Aim of the exercise:
Reproduce each of the lines word for word.

Given information:

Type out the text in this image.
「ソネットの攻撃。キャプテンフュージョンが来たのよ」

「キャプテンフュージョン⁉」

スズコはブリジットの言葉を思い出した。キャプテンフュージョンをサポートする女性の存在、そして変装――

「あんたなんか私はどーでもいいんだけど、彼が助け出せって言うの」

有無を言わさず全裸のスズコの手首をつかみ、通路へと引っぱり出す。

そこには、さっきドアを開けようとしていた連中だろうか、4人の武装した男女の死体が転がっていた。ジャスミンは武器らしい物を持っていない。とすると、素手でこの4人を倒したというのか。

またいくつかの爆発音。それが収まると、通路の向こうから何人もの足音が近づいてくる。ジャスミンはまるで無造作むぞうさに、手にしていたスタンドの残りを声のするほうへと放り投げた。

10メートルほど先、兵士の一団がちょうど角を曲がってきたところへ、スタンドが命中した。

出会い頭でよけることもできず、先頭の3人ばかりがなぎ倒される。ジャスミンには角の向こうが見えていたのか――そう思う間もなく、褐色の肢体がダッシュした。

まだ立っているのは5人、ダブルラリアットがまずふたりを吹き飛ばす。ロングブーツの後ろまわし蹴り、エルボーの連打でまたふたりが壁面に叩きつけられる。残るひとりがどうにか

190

Response below:
Type out the text in this image.
「ソネットの攻撃。キャプテンフュージョンが来たのよ」

「キャプテンフュージョン⁉」

スズコはブリジットの言葉を思い出した。キャプテンフュージョンをサポートする女性の存在、そして変装――

「あんたなんか私はどーでもいいんだけど、彼が助け出せって言うの」

有無を言わさず全裸のスズコの手首をつかみ、通路へと引っぱり出す。

そこには、さっきドアを開けようとしていた連中だろうか、4人の武装した男女の死体が転がっていた。ジャスミンは武器らしい物を持っていない。とすると、素手でこの4人を倒したというのか。

またいくつかの爆発音。それが収まると、通路の向こうから何人もの足音が近づいてくる。ジャスミンはまるで無造作むぞうさに、手にしていたスタンドの残りを声のするほうへと放り投げた。

10メートルほど先、兵士の一団がちょうど角を曲がってきたところへ、スタンドが命中した。

出会い頭でよけることもできず、先頭の3人ばかりがなぎ倒される。ジャスミンには角の向こうが見えていたのか――そう思う間もなく、褐色の肢体がダッシュした。

まだ立っているのは5人、ダブルラリアットがまずふたりを吹き飛ばす。ロングブーツの後ろまわし蹴り、エルボーの連打でまたふたりが壁面に叩きつけられる。残るひとりがどうにか

190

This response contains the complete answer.